## DOCUMENT EXTRACT

= = = = =

John Mayall-Blues From Laurel Canyon

JOHN MAYALL-BLUES FROM LAUREL CANYON
JOHN MAYALL-BLUES FROM LAUREL CANYON(1968)

 

John Mayall is a British blues guitarist, organist, songwriter and singer. His career has lasted over fifty years, and he was the originator of the band John Mayall & the Bluesbreakers. Although Mayall may not be a recognisable, household name, he was very influential in the early British blues scene in the 1960’s and 1970’s.

Many of the musicians who played with Mayall in the Bluesbreakers would go on to become very famous, such as Eric Clapton of Cream, and Mick Taylor of The Rolling Stones among many others.

John Mayall in 1970
John Mayall in 1970

Though not technically considered a pioneer of psychedelic music himself, he was present in the time when the psychedelic movement was prevalent. He lived in Laurel Canyon, Los Angeles, California, that was a hotbed of the psychedelic movement in the late sixties and early seventies. Famous musicians, most notably Jim Morrison of the Doors, and many others lived in Laurel Canyon in the psychedelic era.

Blues From Laurel Canyon was released in November 1968. The album is about the experiences that Mayell encountered, and people that he met, when he visited Laurel Canyon around a year before making the United Sates his more permanent home. The songs on the record is sort of a diary of his time during the visit. He must have had some good experiences while on the visit, as he ended up living there from 1969 to 1979.

= = = = =

## SUPPLIED MATERIAL
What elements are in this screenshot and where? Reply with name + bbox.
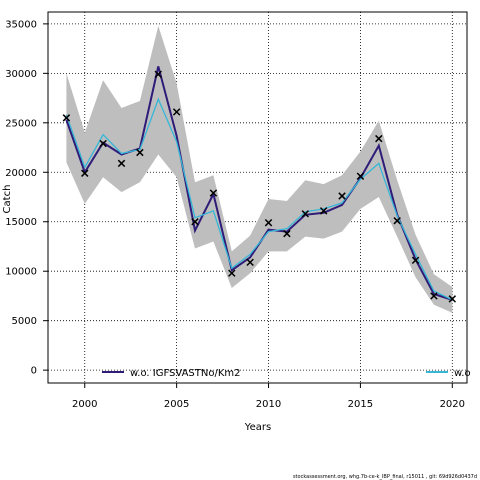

= = = = =

## DO THIS
Reproduce the entire article on John Mayall's album Blues From Laurel Canyon, shown above, word for word and without any changes.

## FINAL RESULT
John Mayall-Blues From Laurel Canyon

JOHN MAYALL-BLUES FROM LAUREL CANYON
JOHN MAYALL-BLUES FROM LAUREL CANYON(1968)

 

John Mayall is a British blues guitarist, organist, songwriter and singer. His career has lasted over fifty years, and he was the originator of the band John Mayall & the Bluesbreakers. Although Mayall may not be a recognisable, household name, he was very influential in the early British blues scene in the 1960’s and 1970’s.

Many of the musicians who played with Mayall in the Bluesbreakers would go on to become very famous, such as Eric Clapton of Cream, and Mick Taylor of The Rolling Stones among many others.

John Mayall in 1970
John Mayall in 1970

Though not technically considered a pioneer of psychedelic music himself, he was present in the time when the psychedelic movement was prevalent. He lived in Laurel Canyon, Los Angeles, California, that was a hotbed of the psychedelic movement in the late sixties and early seventies. Famous musicians, most notably Jim Morrison of the Doors, and many others lived in Laurel Canyon in the psychedelic era.

Blues From Laurel Canyon was released in November 1968. The album is about the experiences that Mayell encountered, and people that he met, when he visited Laurel Canyon around a year before making the United Sates his more permanent home. The songs on the record is sort of a diary of his time during the visit. He must have had some good experiences while on the visit, as he ended up living there from 1969 to 1979.